▶ Selected extract
-- -- --
On Wed, Nov 21, 2012 at 3:27 PM, Chris Church <thisdroneeatspeople at gmail.com
> wrote:

> > I am a lawyer but I'm not a patent lawyer. I'm completely confused
> though by the notion of advising my clients not to research something. From
> a corporate / business standpoint, this could be the worst advice I ever
> gave a client.
> >
> > I can vaguely see an argument that (1) finding a similar patent will
> prejudice you and make you less likely to pursue your idea because someone
> else has already done something similar, and (2) once the other work is
> done, the patent attorneys doing the prior art search will find the
> relevant patents anyway.
>
> As it had been explained to me in the past (by IP lawyers giving me
> council), "A lack of awareness of any existing patent on the subject can be
> used in a defense against claims of willful infringement."
>
> That is, they would always argue that it couldn't be willful if I wasn't
> aware of the patent - i.e., being aware of the patent would have required
> to have first established some legal basis for belief that I could create
> an (later to be alleged) "infringing product," within intellectual property
> laws.  Being ignorant of any such patent, there was no need to create such
> a defense.  I was advised at more than one company that if I chose to go
> about researching patents, not to record which patents I researched unless
> they would be part of prior art in something we were filing.
-- -- --
▶ What you will do
A: Write out the email passage on patent research starting at "On Wed, Nov" and ending at "gave a client.", with "guidance" in place of "advice".
B: Resume the email passage on patent research after its last sentence.

▶ Given information
-- -- --
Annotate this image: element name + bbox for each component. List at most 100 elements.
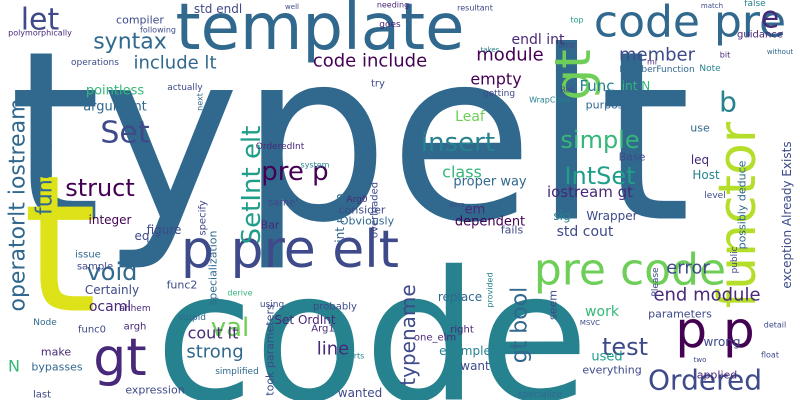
-- -- --
▶ The answers
A:
On Wed, Nov 21, 2012 at 3:27 PM, Chris Church <thisdroneeatspeople at gmail.com
> wrote:

> > I am a lawyer but I'm not a patent lawyer. I'm completely confused
> though by the notion of advising my clients not to research something. From
> a corporate / business standpoint, this could be the worst guidance I ever
> gave a client.

B:
>
> I am not a lawyer, will not ever be, and at no point in time was this
> theory ever put to test involving me.  I also have no opinion either way as
> to the quality of such advice. =)
>
> Chris
>
> On Nov 21, 2012, at 1:23 PM, David Boyhan wrote:
>
> > I am a lawyer but I'm not a patent lawyer. I'm completely confused
> though by the notion of advising my clients not to research something. From
> a corporate / business standpoint, this could be the worst advice I ever
> gave a client.
> >
> > I can vaguely see an argument that (1) finding a similar patent will
> prejudice you and make you less likely to pursue your idea because someone
> else has already done something similar, and (2) once the other work is
> done, the patent attorneys doing the prior art search will find the
> relevant patents anyway.
> >
> > It's just that the advice sounds a little like the client who once told
> me, years ago, only half-jokingly "we really want to buy this company, so
> don't do too much due diligence."
> >
> > I'm just imagining the deposition:
> >
> > "Did you think there might already be a patent on your idea?"
> > "Possibly"
> > "Did you look for one before you began to infringe my client's patent?"
> > "No"
> > "Why not?
> > "My lawyer told me not to."
> >
> >
> >
> >
> >
> > j. eric townsend wrote:
> >> As so many of us have learned to say, "I am not a lawyer and this is
> not legal advice."   Also, I'm in the US if that matters much...
> >>
> >> On 11/21/2012 4:52 AM, Andrew Katz wrote:
> >>
> >>> If you contribute to a project under an agreement which requires
> >>> you to warrant that you have no knowledge of any potentially
> conflicting patents,
> >>> having done a search could be a bad thing [...]
> >>
> >> I worked in consumer electronics from almost 20 years and never
> personally received "don't research patents" from a legal team.  I have
> heard "don't copy patents" (obviously :-) and "try not to look at current
> patents while you do research".  I always gathered that was about
> accidentally copying, not getting into a legal bind.  Working with national
> and international technology standards requires a lot of reading of other
> people's research and development documents.  (ex: how cable TV works, how
> transmitted television works, how analog modems work, etc.)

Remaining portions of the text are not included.